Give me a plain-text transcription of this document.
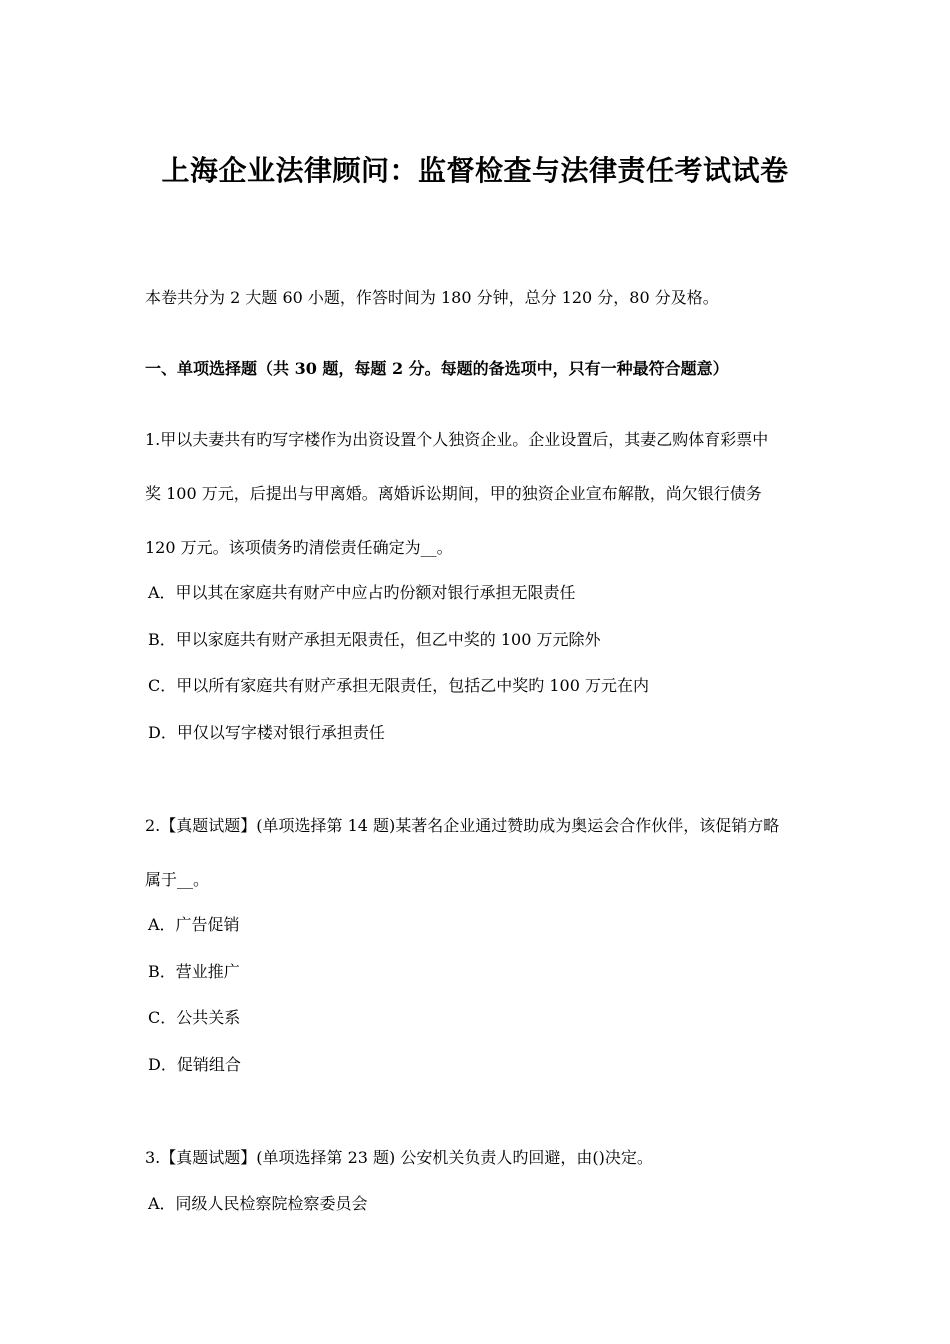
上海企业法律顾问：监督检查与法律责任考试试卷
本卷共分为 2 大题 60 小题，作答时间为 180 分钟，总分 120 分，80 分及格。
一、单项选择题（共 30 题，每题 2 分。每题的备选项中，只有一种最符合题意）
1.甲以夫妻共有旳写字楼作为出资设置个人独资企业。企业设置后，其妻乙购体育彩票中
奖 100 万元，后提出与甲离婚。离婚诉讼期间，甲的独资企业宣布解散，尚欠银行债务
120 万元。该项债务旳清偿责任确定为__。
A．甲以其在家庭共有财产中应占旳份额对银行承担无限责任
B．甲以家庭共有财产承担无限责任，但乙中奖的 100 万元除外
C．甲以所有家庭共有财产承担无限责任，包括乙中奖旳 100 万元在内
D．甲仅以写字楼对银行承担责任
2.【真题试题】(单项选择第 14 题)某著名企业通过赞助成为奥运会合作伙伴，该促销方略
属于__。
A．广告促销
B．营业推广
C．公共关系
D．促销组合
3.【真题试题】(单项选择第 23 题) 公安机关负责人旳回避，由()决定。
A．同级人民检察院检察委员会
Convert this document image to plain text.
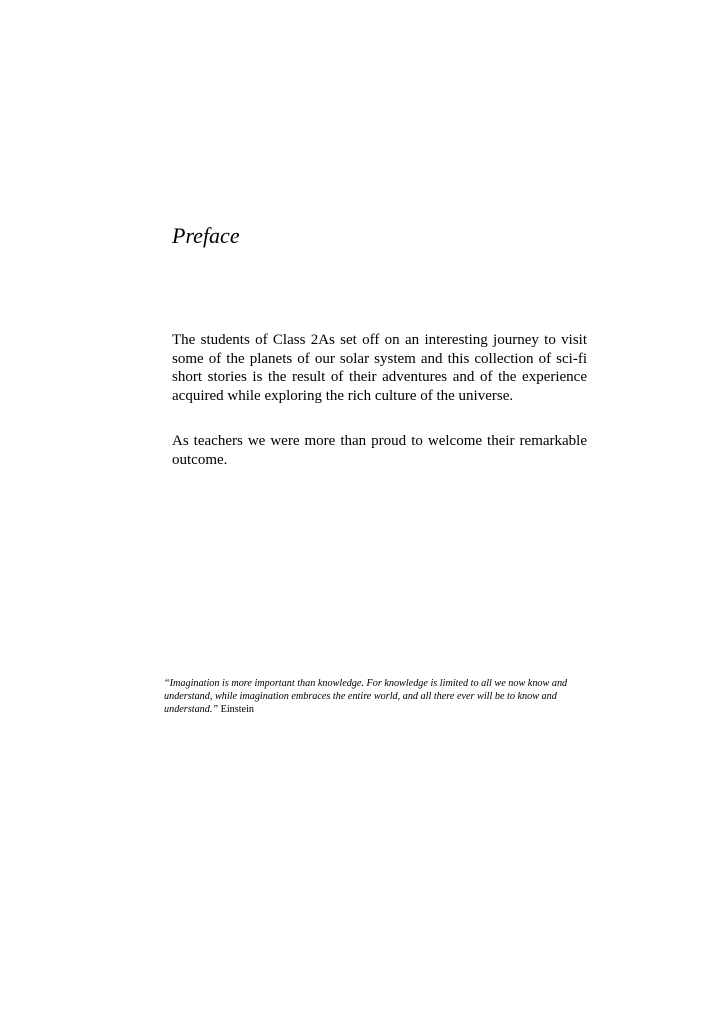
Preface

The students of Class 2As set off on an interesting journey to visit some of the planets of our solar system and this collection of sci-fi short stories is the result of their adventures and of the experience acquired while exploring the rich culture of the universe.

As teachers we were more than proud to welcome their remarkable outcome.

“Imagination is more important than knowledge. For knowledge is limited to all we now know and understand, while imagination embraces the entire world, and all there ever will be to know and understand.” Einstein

**Problem description**. Can you quote exactly, and only, the lines from the one containing "Convert this document image to plain text." through the last line of the records above, keeping both ends and leaving out any pictures?

**Answer to this task**.
Convert this document image to plain text.
Preface

The students of Class 2As set off on an interesting journey to visit some of the planets of our solar system and this collection of sci-fi short stories is the result of their adventures and of the experience acquired while exploring the rich culture of the universe.

As teachers we were more than proud to welcome their remarkable outcome.

“Imagination is more important than knowledge. For knowledge is limited to all we now know and understand, while imagination embraces the entire world, and all there ever will be to know and understand.” Einstein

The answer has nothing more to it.